** Start Excerpted records **

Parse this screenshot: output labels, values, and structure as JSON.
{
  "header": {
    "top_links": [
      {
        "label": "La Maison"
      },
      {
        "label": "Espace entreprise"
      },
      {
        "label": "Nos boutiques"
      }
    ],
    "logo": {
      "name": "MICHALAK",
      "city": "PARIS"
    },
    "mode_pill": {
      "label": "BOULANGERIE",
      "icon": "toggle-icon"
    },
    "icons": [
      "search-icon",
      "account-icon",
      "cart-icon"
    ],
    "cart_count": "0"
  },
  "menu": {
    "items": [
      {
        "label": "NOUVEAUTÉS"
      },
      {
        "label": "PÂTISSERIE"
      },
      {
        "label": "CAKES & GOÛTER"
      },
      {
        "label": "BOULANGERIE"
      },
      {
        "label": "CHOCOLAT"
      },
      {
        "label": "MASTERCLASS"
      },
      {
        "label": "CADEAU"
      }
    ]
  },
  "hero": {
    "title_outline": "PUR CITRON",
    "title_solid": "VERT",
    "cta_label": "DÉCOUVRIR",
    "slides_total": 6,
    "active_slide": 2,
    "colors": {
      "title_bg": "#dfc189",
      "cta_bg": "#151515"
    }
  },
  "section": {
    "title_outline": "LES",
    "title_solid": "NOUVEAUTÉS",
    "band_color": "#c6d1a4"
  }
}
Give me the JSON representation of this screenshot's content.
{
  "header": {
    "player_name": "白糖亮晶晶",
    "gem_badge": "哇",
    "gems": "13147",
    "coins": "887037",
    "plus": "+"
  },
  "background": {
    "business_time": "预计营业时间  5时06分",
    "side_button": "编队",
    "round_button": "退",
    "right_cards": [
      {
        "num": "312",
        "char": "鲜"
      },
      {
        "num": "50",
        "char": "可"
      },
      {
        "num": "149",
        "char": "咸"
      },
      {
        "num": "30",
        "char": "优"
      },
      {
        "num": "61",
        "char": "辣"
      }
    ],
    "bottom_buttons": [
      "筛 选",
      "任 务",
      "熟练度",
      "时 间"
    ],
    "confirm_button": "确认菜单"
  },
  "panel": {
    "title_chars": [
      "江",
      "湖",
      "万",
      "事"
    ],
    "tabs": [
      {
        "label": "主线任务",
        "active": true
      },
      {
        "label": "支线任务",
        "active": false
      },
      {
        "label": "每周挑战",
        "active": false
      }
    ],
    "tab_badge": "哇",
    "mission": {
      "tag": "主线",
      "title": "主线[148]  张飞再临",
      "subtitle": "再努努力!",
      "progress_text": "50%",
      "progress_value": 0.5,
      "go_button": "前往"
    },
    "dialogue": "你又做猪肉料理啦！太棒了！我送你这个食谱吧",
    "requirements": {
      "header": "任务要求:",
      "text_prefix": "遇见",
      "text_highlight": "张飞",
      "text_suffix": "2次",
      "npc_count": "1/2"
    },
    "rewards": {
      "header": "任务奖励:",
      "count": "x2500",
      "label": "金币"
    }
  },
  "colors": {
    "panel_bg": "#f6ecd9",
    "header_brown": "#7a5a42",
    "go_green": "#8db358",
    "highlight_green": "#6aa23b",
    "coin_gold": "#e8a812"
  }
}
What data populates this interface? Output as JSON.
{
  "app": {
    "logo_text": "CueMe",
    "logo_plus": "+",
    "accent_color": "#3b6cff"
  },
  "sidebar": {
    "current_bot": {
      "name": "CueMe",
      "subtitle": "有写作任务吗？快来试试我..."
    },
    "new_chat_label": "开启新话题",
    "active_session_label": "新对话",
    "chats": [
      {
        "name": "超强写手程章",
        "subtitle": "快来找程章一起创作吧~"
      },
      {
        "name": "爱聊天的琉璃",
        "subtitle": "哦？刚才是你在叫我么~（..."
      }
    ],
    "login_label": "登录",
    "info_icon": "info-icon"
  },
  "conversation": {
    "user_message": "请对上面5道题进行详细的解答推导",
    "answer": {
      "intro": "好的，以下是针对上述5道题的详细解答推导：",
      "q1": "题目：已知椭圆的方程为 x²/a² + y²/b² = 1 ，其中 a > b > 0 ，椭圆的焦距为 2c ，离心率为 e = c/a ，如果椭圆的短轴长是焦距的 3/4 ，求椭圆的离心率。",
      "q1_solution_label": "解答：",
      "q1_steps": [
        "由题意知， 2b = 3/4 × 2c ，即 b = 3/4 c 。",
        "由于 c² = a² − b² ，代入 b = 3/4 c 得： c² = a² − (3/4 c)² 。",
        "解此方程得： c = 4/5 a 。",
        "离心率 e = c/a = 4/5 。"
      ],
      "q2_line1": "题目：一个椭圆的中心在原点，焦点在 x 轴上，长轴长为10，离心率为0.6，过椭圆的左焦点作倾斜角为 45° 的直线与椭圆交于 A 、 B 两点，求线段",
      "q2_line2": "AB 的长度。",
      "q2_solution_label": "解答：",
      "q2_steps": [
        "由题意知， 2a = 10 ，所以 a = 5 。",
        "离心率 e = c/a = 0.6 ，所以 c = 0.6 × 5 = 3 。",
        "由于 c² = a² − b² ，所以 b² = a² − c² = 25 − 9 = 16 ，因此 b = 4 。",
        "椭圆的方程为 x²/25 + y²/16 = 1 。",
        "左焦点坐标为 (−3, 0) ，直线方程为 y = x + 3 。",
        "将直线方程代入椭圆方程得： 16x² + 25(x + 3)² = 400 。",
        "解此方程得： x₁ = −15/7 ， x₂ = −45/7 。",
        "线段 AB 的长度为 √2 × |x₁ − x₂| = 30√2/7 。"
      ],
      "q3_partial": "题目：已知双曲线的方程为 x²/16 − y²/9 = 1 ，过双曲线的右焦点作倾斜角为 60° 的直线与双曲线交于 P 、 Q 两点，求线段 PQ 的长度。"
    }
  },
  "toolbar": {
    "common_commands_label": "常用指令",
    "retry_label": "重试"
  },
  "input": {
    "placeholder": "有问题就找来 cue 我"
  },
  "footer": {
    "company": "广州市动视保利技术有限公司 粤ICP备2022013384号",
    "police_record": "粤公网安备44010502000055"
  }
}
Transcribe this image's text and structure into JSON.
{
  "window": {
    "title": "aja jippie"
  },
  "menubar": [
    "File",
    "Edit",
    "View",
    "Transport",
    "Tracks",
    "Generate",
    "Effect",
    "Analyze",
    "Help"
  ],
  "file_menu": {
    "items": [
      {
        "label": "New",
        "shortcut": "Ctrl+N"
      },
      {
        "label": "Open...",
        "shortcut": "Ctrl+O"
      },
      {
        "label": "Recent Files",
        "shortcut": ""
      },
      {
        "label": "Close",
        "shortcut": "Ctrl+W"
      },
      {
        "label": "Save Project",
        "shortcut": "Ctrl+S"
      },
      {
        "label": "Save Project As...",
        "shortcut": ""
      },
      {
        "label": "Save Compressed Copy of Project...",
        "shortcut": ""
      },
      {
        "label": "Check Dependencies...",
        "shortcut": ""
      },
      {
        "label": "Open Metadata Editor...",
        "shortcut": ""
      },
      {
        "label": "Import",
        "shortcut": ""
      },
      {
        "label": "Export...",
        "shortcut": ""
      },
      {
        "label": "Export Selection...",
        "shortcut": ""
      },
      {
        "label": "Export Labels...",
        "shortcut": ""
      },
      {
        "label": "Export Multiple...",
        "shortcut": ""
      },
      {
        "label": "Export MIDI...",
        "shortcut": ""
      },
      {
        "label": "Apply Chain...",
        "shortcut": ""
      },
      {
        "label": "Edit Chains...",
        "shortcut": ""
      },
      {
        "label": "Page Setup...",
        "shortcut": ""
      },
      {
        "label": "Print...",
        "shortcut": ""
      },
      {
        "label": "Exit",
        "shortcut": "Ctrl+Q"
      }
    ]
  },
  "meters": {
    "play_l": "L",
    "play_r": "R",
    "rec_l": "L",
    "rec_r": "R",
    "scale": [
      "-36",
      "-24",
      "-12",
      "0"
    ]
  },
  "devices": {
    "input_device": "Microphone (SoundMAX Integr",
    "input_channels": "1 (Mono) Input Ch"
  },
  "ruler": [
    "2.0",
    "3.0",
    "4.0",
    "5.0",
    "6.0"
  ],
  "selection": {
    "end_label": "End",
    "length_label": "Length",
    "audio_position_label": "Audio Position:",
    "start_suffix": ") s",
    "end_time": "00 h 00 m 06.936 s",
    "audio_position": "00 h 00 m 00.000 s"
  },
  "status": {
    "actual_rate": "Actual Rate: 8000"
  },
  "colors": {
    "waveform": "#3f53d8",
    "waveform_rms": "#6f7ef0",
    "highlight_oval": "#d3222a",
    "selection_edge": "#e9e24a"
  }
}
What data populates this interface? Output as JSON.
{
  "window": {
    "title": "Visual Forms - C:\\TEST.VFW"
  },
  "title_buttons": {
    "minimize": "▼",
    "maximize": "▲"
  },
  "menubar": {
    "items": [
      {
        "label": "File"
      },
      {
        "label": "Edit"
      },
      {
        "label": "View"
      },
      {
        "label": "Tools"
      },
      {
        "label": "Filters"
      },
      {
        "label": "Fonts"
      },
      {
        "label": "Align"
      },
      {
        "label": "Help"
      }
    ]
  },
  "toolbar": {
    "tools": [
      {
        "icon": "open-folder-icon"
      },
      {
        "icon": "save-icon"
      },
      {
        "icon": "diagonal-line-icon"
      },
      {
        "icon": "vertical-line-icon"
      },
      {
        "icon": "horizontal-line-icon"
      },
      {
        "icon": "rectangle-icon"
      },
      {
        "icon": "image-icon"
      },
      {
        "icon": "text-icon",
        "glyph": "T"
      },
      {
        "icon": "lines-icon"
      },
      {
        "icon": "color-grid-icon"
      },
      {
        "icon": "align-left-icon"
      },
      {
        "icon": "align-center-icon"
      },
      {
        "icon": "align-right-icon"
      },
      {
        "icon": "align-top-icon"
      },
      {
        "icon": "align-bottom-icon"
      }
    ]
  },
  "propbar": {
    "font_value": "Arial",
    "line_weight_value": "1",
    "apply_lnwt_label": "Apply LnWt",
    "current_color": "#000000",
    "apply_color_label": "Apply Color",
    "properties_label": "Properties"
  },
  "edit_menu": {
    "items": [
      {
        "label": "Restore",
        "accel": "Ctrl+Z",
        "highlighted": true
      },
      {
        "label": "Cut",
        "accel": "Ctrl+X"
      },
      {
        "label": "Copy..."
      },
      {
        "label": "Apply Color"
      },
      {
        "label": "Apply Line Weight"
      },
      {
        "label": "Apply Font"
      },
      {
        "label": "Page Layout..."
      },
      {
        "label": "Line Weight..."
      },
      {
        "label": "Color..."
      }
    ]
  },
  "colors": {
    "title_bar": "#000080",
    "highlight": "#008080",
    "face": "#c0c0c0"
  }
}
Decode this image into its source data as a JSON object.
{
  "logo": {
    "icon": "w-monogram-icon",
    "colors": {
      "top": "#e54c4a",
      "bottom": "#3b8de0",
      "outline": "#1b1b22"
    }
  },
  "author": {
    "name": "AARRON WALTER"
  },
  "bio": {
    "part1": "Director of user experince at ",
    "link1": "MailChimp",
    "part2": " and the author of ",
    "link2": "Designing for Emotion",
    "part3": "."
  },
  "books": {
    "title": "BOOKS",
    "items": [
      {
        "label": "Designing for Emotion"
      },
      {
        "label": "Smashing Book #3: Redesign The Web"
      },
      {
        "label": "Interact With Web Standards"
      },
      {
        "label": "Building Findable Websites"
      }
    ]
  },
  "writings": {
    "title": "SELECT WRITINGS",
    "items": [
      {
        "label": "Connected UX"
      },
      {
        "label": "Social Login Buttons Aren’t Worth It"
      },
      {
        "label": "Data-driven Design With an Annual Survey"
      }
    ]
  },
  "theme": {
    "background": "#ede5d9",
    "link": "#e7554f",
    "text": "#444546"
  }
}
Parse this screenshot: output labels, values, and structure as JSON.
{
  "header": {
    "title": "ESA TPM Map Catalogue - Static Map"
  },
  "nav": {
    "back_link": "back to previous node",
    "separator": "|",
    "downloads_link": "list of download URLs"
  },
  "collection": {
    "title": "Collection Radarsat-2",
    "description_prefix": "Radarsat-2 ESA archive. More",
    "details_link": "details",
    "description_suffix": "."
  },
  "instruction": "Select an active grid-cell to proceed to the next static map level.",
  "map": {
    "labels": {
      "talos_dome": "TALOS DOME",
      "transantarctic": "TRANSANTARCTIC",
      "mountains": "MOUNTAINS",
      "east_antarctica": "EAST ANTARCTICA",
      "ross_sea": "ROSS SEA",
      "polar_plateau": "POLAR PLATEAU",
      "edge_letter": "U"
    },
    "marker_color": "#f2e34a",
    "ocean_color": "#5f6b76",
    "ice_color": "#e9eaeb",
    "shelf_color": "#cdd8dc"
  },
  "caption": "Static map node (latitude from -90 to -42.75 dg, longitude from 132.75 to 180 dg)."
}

** End Excerpted records **

**Brief:** In the records, locate each line holding the string "into" and copy it.

**Answer to the exercise:**
Transcribe this image's text and structure into JSON.
Decode this image into its source data as a JSON object.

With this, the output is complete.